Reproduce the passage on watchpoints and memory layout word for word, from start to finish.

__Given passage__:
════════
Even if in your case the address of FInternalIndex was kept the same, that is not a given. Not even, if the executable is still identical (i.e. not modified).

Chances are that it may be the same, if there was no user input, no calls to random, no decencies on OS resource allocs that may have changed. (e.g. if the watchpoint was inside a block of memory that was returned by a call to WIN-API, and may have changed as Handles and GDI objects may be at different mem location (not sure if that can happen, but wouldn't be sure).
Also in case of threads, timings between threads may lead to different order of mem allocs.

As soon as at any one point the memory layout changes, then the instance may be at a different location.


In your app, the behaviour may be simple and predictable.

And maybe an option for such a case can be added. There are various todo for watchpoints...
════════
__Entries provided__:
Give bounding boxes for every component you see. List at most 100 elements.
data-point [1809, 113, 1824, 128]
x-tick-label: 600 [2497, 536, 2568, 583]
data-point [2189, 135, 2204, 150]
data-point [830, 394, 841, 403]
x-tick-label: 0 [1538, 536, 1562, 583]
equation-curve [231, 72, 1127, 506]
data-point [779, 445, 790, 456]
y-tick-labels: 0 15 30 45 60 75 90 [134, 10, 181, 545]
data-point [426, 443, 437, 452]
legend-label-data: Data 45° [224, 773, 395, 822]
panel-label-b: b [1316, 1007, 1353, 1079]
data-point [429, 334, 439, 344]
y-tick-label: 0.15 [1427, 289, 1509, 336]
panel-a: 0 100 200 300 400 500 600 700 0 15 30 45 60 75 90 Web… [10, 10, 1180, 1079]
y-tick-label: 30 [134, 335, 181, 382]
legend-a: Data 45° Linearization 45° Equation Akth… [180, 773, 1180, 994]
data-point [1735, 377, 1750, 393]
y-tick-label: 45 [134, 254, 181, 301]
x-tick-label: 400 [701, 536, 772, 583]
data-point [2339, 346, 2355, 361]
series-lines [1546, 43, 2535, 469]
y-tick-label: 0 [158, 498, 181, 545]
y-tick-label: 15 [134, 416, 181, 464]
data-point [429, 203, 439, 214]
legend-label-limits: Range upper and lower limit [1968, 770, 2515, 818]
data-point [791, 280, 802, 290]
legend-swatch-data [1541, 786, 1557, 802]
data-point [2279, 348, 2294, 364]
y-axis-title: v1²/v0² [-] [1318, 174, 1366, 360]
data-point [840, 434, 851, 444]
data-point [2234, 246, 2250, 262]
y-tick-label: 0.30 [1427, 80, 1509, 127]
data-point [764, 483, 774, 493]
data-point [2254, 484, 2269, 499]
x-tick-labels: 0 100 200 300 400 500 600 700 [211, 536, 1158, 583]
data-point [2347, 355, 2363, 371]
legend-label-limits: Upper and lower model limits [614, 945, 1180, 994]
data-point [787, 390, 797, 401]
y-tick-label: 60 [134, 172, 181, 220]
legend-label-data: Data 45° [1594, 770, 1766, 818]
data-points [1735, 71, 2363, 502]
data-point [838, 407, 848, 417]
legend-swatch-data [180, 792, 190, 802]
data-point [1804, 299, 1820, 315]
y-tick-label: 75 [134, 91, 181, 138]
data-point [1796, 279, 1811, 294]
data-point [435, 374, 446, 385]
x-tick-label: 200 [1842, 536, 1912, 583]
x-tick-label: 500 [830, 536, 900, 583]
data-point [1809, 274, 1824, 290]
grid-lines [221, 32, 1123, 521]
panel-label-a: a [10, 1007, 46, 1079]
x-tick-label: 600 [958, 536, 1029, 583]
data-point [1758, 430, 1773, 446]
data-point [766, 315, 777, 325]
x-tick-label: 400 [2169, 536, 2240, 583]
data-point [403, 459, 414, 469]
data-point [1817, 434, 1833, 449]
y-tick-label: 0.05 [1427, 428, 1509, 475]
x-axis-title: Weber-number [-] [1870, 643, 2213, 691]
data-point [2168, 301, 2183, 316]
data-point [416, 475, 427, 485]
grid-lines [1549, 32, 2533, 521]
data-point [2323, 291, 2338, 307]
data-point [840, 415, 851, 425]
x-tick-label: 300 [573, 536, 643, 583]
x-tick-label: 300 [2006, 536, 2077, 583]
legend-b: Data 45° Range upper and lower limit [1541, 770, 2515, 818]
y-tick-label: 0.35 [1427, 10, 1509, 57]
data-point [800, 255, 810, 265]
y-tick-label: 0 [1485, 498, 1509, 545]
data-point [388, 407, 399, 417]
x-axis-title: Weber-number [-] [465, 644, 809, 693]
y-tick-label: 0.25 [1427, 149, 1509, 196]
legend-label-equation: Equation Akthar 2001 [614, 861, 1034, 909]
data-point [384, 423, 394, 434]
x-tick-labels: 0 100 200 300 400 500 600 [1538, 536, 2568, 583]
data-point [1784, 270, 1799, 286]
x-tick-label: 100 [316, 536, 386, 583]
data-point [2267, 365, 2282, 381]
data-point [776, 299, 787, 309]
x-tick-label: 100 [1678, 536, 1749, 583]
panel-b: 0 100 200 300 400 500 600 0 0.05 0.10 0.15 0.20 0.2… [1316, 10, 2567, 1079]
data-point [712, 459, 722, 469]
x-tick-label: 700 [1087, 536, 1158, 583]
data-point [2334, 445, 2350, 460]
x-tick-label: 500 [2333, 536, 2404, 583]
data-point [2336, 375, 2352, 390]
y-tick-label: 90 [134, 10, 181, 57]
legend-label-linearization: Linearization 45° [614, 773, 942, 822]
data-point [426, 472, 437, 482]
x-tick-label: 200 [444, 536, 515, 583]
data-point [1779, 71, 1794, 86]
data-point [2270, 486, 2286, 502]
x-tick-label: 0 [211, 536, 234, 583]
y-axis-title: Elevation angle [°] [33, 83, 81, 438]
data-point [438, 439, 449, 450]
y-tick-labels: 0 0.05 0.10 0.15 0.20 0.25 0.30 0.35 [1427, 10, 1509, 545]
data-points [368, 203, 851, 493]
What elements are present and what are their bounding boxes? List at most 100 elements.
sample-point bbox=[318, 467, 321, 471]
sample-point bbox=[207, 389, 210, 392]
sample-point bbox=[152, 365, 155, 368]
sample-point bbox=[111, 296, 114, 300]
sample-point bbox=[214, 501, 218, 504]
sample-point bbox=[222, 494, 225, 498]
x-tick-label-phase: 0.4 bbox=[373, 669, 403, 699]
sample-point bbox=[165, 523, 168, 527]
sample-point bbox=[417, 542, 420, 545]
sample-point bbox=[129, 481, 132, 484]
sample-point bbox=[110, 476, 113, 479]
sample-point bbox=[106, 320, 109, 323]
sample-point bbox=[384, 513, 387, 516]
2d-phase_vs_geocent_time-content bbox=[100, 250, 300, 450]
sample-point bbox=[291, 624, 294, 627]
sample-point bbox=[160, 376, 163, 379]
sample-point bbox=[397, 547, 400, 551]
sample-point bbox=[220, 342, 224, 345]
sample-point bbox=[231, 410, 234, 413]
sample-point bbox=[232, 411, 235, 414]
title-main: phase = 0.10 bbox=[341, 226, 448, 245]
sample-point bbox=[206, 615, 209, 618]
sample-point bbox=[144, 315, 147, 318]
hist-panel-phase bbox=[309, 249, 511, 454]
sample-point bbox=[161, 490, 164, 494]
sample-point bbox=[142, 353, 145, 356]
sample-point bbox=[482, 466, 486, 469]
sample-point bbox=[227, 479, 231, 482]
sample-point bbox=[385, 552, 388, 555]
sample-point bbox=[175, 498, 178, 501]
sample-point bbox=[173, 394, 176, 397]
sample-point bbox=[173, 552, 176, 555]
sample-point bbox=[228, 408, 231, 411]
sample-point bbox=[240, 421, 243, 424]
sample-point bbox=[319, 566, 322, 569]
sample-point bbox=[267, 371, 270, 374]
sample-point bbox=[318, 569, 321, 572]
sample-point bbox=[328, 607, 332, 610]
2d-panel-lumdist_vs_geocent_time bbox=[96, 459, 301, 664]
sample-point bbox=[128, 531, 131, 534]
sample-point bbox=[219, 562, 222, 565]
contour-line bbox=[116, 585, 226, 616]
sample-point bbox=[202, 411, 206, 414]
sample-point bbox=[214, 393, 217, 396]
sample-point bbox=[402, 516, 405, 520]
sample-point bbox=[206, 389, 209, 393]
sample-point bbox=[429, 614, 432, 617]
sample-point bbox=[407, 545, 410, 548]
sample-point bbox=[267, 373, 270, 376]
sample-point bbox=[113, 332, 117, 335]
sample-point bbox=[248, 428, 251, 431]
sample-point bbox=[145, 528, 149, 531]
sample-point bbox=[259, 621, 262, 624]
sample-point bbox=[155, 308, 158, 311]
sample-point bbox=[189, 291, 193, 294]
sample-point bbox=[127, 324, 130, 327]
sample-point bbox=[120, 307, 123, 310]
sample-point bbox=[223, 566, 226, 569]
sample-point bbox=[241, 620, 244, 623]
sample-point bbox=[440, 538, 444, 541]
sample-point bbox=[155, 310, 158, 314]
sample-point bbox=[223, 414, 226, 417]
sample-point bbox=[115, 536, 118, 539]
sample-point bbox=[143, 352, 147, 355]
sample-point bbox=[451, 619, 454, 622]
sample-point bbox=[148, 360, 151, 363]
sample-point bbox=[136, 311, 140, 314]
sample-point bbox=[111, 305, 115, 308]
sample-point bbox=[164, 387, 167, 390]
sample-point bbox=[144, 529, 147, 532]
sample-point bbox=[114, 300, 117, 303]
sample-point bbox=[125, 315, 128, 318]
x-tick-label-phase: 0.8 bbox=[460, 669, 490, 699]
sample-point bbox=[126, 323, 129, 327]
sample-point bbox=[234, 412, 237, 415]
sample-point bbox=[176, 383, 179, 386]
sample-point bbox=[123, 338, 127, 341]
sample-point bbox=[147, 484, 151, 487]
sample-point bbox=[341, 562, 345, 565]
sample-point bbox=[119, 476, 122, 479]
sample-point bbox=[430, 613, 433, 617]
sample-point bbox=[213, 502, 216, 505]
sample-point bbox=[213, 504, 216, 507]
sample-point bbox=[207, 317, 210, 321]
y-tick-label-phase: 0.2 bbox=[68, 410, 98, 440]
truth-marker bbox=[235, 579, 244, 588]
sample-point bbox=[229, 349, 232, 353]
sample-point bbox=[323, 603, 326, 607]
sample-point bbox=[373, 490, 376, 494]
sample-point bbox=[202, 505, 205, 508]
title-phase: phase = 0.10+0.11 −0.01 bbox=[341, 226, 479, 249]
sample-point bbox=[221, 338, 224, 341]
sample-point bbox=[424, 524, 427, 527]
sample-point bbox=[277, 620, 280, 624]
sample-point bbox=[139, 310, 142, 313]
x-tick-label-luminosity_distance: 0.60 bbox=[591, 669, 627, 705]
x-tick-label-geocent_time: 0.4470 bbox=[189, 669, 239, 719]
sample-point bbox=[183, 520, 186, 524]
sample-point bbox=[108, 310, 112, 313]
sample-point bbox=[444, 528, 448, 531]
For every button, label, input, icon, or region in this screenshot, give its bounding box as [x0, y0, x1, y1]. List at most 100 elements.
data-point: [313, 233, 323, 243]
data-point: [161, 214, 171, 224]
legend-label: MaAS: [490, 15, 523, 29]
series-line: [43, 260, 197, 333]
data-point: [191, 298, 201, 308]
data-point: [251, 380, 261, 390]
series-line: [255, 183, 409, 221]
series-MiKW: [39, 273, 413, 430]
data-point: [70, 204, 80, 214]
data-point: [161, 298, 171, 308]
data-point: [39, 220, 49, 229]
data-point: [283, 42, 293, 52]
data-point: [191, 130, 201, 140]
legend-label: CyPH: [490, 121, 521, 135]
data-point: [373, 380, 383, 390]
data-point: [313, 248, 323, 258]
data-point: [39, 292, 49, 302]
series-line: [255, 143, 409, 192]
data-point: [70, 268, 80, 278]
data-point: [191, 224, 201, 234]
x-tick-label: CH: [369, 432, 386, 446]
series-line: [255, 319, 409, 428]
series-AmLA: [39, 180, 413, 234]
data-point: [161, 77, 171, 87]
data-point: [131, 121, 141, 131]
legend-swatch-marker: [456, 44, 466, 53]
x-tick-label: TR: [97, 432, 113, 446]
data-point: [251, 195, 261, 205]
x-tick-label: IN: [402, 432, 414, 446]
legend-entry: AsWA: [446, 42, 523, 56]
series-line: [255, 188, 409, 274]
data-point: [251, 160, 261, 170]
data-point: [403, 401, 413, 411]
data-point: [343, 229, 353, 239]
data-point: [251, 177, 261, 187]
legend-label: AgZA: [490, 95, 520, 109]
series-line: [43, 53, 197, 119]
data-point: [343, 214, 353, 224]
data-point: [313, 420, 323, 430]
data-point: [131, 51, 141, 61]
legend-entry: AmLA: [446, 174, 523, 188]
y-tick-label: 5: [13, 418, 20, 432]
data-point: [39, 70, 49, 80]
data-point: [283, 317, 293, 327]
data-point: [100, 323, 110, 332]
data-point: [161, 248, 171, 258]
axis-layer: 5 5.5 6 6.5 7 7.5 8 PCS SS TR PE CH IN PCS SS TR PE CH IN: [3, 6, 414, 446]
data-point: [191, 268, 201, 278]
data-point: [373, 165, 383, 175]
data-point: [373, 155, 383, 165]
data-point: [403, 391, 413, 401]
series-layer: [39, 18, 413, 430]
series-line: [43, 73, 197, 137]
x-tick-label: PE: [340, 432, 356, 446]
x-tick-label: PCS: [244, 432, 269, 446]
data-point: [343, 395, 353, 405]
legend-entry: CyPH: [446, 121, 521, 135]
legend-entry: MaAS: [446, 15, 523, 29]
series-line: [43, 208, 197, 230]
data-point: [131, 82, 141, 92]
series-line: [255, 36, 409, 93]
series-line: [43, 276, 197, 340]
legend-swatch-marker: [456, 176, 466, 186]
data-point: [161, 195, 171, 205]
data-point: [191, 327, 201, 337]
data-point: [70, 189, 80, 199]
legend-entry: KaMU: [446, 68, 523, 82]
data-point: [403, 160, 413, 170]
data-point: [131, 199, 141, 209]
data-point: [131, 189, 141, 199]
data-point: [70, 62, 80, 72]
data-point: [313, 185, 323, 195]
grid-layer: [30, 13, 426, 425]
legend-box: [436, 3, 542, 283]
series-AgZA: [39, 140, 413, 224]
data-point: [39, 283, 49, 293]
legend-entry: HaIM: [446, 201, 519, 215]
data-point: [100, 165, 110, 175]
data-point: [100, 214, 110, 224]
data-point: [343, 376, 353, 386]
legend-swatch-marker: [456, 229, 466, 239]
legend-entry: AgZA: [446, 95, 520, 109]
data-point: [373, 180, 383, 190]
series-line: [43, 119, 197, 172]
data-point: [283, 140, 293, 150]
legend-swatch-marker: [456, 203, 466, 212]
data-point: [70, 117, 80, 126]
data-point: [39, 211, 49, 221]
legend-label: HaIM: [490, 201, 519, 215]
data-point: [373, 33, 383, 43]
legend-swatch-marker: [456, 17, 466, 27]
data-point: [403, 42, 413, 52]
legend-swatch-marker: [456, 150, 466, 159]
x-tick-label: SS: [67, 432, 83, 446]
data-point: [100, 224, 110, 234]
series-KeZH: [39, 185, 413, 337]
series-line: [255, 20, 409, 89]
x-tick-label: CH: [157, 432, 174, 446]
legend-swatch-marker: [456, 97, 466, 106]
════════
__Correct result__:
Even if in your case the address of FInternalIndex was kept the same, that is not a given. Not even, if the executable is still identical (i.e. not modified).

Chances are that it may be the same, if there was no user input, no calls to random, no decencies on OS resource allocs that may have changed. (e.g. if the watchpoint was inside a block of memory that was returned by a call to WIN-API, and may have changed as Handles and GDI objects may be at different mem location (not sure if that can happen, but wouldn't be sure).
Also in case of threads, timings between threads may lead to different order of mem allocs.

As soon as at any one point the memory layout changes, then the instance may be at a different location.


In your app, the behaviour may be simple and predictable.

And maybe an option for such a case can be added. There are various todo for watchpoints...